Return the listing below verbatim. Pictures do not belong in the copy.

[Saved entries]

»»

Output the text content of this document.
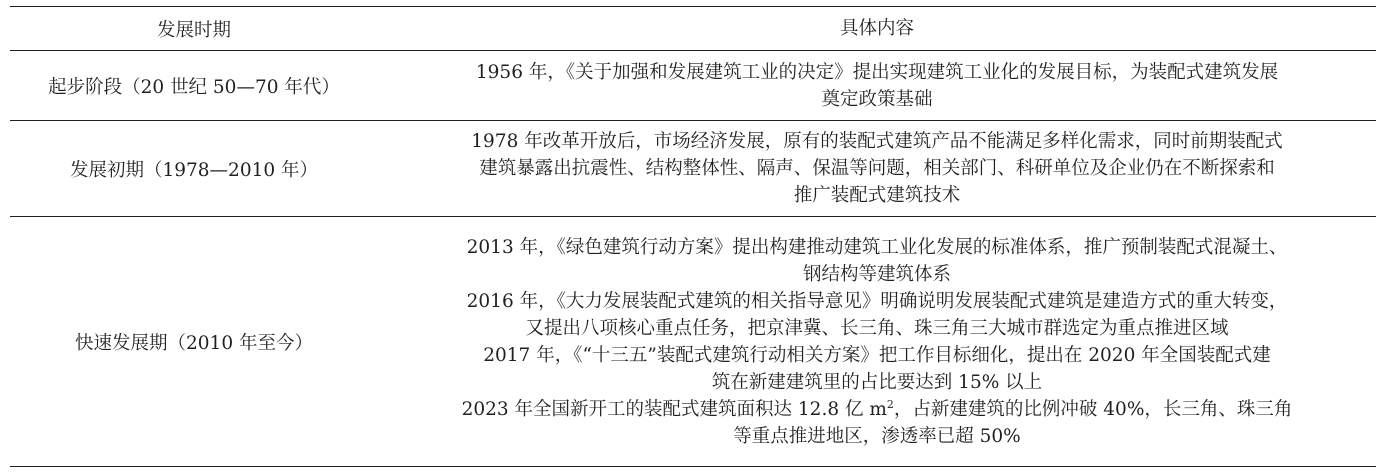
发展时期	具体内容
起步阶段（20 世纪 50—70 年代）
1956 年，《关于加强和发展建筑工业的决定》提出实现建筑工业化的发展目标，为装配式建筑发展
奠定政策基础
发展初期（1978—2010 年）
1978 年改革开放后，市场经济发展，原有的装配式建筑产品不能满足多样化需求，同时前期装配式
建筑暴露出抗震性、结构整体性、隔声、保温等问题，相关部门、科研单位及企业仍在不断探索和
推广装配式建筑技术
快速发展期（2010 年至今）
2013 年，《绿色建筑行动方案》提出构建推动建筑工业化发展的标准体系，推广预制装配式混凝土、
钢结构等建筑体系
2016 年，《大力发展装配式建筑的相关指导意见》明确说明发展装配式建筑是建造方式的重大转变，
又提出八项核心重点任务，把京津冀、长三角、珠三角三大城市群选定为重点推进区域
2017 年，《“十三五”装配式建筑行动相关方案》把工作目标细化，提出在 2020 年全国装配式建
筑在新建建筑里的占比要达到 15% 以上
2023 年全国新开工的装配式建筑面积达 12.8 亿 $m^2$，占新建建筑的比例冲破 40%，长三角、珠三角
等重点推进地区，渗透率已超 50%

««

RESPONSE TO THE EXERCISE
Output the text content of this document.
发展时期	具体内容
起步阶段（20 世纪 50—70 年代）
1956 年，《关于加强和发展建筑工业的决定》提出实现建筑工业化的发展目标，为装配式建筑发展
奠定政策基础
发展初期（1978—2010 年）
1978 年改革开放后，市场经济发展，原有的装配式建筑产品不能满足多样化需求，同时前期装配式
建筑暴露出抗震性、结构整体性、隔声、保温等问题，相关部门、科研单位及企业仍在不断探索和
推广装配式建筑技术
快速发展期（2010 年至今）
2013 年，《绿色建筑行动方案》提出构建推动建筑工业化发展的标准体系，推广预制装配式混凝土、
钢结构等建筑体系
2016 年，《大力发展装配式建筑的相关指导意见》明确说明发展装配式建筑是建造方式的重大转变，
又提出八项核心重点任务，把京津冀、长三角、珠三角三大城市群选定为重点推进区域
2017 年，《“十三五”装配式建筑行动相关方案》把工作目标细化，提出在 2020 年全国装配式建
筑在新建建筑里的占比要达到 15% 以上
2023 年全国新开工的装配式建筑面积达 12.8 亿 $m^2$，占新建建筑的比例冲破 40%，长三角、珠三角
等重点推进地区，渗透率已超 50%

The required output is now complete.